What is required |
Set down the full listing exactly as given. Any pictures are to be left out.

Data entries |
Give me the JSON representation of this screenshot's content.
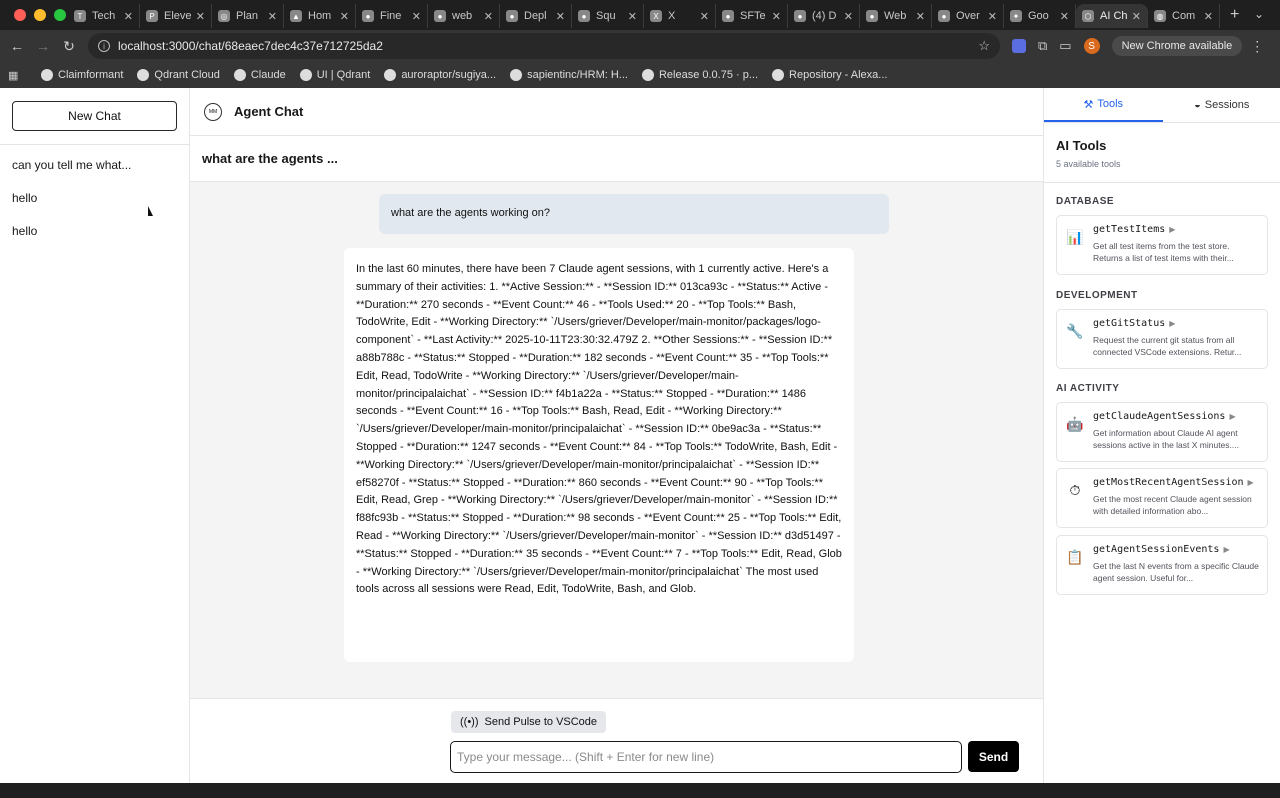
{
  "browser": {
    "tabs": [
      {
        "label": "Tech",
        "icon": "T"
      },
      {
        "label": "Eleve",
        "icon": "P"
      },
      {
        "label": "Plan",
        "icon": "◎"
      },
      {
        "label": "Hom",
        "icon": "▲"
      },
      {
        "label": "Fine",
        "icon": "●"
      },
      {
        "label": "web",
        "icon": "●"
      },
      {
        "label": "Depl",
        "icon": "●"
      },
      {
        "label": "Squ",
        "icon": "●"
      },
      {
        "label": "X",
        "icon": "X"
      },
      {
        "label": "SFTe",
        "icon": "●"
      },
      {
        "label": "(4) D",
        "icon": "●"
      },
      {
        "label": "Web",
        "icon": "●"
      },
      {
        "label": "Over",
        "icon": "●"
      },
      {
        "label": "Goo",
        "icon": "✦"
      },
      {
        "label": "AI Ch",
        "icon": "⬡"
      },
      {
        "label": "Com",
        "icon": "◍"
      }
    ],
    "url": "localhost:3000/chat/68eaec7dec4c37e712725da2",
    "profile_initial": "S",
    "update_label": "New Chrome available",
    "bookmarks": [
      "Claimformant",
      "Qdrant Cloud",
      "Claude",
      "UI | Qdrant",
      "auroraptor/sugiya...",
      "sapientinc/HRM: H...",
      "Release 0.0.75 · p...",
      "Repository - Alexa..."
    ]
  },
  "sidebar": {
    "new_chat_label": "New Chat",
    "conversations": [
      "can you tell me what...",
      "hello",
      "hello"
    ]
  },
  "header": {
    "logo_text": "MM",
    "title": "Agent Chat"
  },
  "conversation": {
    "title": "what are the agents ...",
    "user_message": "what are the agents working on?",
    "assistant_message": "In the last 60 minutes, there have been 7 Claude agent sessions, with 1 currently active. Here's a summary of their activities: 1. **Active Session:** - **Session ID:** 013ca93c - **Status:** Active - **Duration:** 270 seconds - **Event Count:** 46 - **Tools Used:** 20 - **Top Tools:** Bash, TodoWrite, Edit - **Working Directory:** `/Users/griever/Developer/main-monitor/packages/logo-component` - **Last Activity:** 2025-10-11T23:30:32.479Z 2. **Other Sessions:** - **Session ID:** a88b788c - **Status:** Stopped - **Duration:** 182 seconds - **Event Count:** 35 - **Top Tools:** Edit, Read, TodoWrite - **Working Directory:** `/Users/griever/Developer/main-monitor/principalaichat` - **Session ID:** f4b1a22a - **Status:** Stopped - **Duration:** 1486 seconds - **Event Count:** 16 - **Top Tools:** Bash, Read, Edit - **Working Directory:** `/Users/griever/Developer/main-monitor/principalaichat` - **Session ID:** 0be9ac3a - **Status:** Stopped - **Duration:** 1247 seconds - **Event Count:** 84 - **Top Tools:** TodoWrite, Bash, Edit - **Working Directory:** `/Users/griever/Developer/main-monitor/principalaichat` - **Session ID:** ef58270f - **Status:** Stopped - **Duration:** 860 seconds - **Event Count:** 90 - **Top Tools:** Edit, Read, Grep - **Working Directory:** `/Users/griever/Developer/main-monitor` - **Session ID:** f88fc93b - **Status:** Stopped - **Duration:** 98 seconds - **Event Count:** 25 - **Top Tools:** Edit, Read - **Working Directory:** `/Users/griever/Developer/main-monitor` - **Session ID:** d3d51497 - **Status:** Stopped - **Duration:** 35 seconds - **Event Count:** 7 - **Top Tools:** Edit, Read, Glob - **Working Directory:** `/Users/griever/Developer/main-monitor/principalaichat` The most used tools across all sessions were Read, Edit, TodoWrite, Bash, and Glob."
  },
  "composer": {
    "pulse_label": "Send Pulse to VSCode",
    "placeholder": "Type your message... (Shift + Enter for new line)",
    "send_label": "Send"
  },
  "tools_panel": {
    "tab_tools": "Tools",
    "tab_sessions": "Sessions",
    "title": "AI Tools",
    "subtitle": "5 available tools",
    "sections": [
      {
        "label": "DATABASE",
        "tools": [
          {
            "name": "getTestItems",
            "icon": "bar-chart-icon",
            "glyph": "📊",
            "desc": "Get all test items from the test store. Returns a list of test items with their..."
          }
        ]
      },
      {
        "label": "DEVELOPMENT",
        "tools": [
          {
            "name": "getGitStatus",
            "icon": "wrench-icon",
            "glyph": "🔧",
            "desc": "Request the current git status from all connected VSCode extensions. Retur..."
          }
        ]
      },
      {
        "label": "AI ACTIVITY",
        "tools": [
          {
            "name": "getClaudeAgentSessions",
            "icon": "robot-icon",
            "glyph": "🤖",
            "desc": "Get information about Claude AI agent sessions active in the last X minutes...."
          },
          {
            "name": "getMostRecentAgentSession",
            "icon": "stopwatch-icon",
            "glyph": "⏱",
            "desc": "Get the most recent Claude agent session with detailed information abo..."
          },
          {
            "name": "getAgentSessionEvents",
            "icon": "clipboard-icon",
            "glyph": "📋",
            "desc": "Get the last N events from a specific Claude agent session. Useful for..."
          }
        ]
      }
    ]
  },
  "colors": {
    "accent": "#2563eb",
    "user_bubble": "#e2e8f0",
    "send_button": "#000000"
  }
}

Written response |
Give me the JSON representation of this screenshot's content.
{
  "browser": {
    "tabs": [
      {
        "label": "Tech",
        "icon": "T"
      },
      {
        "label": "Eleve",
        "icon": "P"
      },
      {
        "label": "Plan",
        "icon": "◎"
      },
      {
        "label": "Hom",
        "icon": "▲"
      },
      {
        "label": "Fine",
        "icon": "●"
      },
      {
        "label": "web",
        "icon": "●"
      },
      {
        "label": "Depl",
        "icon": "●"
      },
      {
        "label": "Squ",
        "icon": "●"
      },
      {
        "label": "X",
        "icon": "X"
      },
      {
        "label": "SFTe",
        "icon": "●"
      },
      {
        "label": "(4) D",
        "icon": "●"
      },
      {
        "label": "Web",
        "icon": "●"
      },
      {
        "label": "Over",
        "icon": "●"
      },
      {
        "label": "Goo",
        "icon": "✦"
      },
      {
        "label": "AI Ch",
        "icon": "⬡"
      },
      {
        "label": "Com",
        "icon": "◍"
      }
    ],
    "url": "localhost:3000/chat/68eaec7dec4c37e712725da2",
    "profile_initial": "S",
    "update_label": "New Chrome available",
    "bookmarks": [
      "Claimformant",
      "Qdrant Cloud",
      "Claude",
      "UI | Qdrant",
      "auroraptor/sugiya...",
      "sapientinc/HRM: H...",
      "Release 0.0.75 · p...",
      "Repository - Alexa..."
    ]
  },
  "sidebar": {
    "new_chat_label": "New Chat",
    "conversations": [
      "can you tell me what...",
      "hello",
      "hello"
    ]
  },
  "header": {
    "logo_text": "MM",
    "title": "Agent Chat"
  },
  "conversation": {
    "title": "what are the agents ...",
    "user_message": "what are the agents working on?",
    "assistant_message": "In the last 60 minutes, there have been 7 Claude agent sessions, with 1 currently active. Here's a summary of their activities: 1. **Active Session:** - **Session ID:** 013ca93c - **Status:** Active - **Duration:** 270 seconds - **Event Count:** 46 - **Tools Used:** 20 - **Top Tools:** Bash, TodoWrite, Edit - **Working Directory:** `/Users/griever/Developer/main-monitor/packages/logo-component` - **Last Activity:** 2025-10-11T23:30:32.479Z 2. **Other Sessions:** - **Session ID:** a88b788c - **Status:** Stopped - **Duration:** 182 seconds - **Event Count:** 35 - **Top Tools:** Edit, Read, TodoWrite - **Working Directory:** `/Users/griever/Developer/main-monitor/principalaichat` - **Session ID:** f4b1a22a - **Status:** Stopped - **Duration:** 1486 seconds - **Event Count:** 16 - **Top Tools:** Bash, Read, Edit - **Working Directory:** `/Users/griever/Developer/main-monitor/principalaichat` - **Session ID:** 0be9ac3a - **Status:** Stopped - **Duration:** 1247 seconds - **Event Count:** 84 - **Top Tools:** TodoWrite, Bash, Edit - **Working Directory:** `/Users/griever/Developer/main-monitor/principalaichat` - **Session ID:** ef58270f - **Status:** Stopped - **Duration:** 860 seconds - **Event Count:** 90 - **Top Tools:** Edit, Read, Grep - **Working Directory:** `/Users/griever/Developer/main-monitor` - **Session ID:** f88fc93b - **Status:** Stopped - **Duration:** 98 seconds - **Event Count:** 25 - **Top Tools:** Edit, Read - **Working Directory:** `/Users/griever/Developer/main-monitor` - **Session ID:** d3d51497 - **Status:** Stopped - **Duration:** 35 seconds - **Event Count:** 7 - **Top Tools:** Edit, Read, Glob - **Working Directory:** `/Users/griever/Developer/main-monitor/principalaichat` The most used tools across all sessions were Read, Edit, TodoWrite, Bash, and Glob."
  },
  "composer": {
    "pulse_label": "Send Pulse to VSCode",
    "placeholder": "Type your message... (Shift + Enter for new line)",
    "send_label": "Send"
  },
  "tools_panel": {
    "tab_tools": "Tools",
    "tab_sessions": "Sessions",
    "title": "AI Tools",
    "subtitle": "5 available tools",
    "sections": [
      {
        "label": "DATABASE",
        "tools": [
          {
            "name": "getTestItems",
            "icon": "bar-chart-icon",
            "glyph": "📊",
            "desc": "Get all test items from the test store. Returns a list of test items with their..."
          }
        ]
      },
      {
        "label": "DEVELOPMENT",
        "tools": [
          {
            "name": "getGitStatus",
            "icon": "wrench-icon",
            "glyph": "🔧",
            "desc": "Request the current git status from all connected VSCode extensions. Retur..."
          }
        ]
      },
      {
        "label": "AI ACTIVITY",
        "tools": [
          {
            "name": "getClaudeAgentSessions",
            "icon": "robot-icon",
            "glyph": "🤖",
            "desc": "Get information about Claude AI agent sessions active in the last X minutes...."
          },
          {
            "name": "getMostRecentAgentSession",
            "icon": "stopwatch-icon",
            "glyph": "⏱",
            "desc": "Get the most recent Claude agent session with detailed information abo..."
          },
          {
            "name": "getAgentSessionEvents",
            "icon": "clipboard-icon",
            "glyph": "📋",
            "desc": "Get the last N events from a specific Claude agent session. Useful for..."
          }
        ]
      }
    ]
  },
  "colors": {
    "accent": "#2563eb",
    "user_bubble": "#e2e8f0",
    "send_button": "#000000"
  }
}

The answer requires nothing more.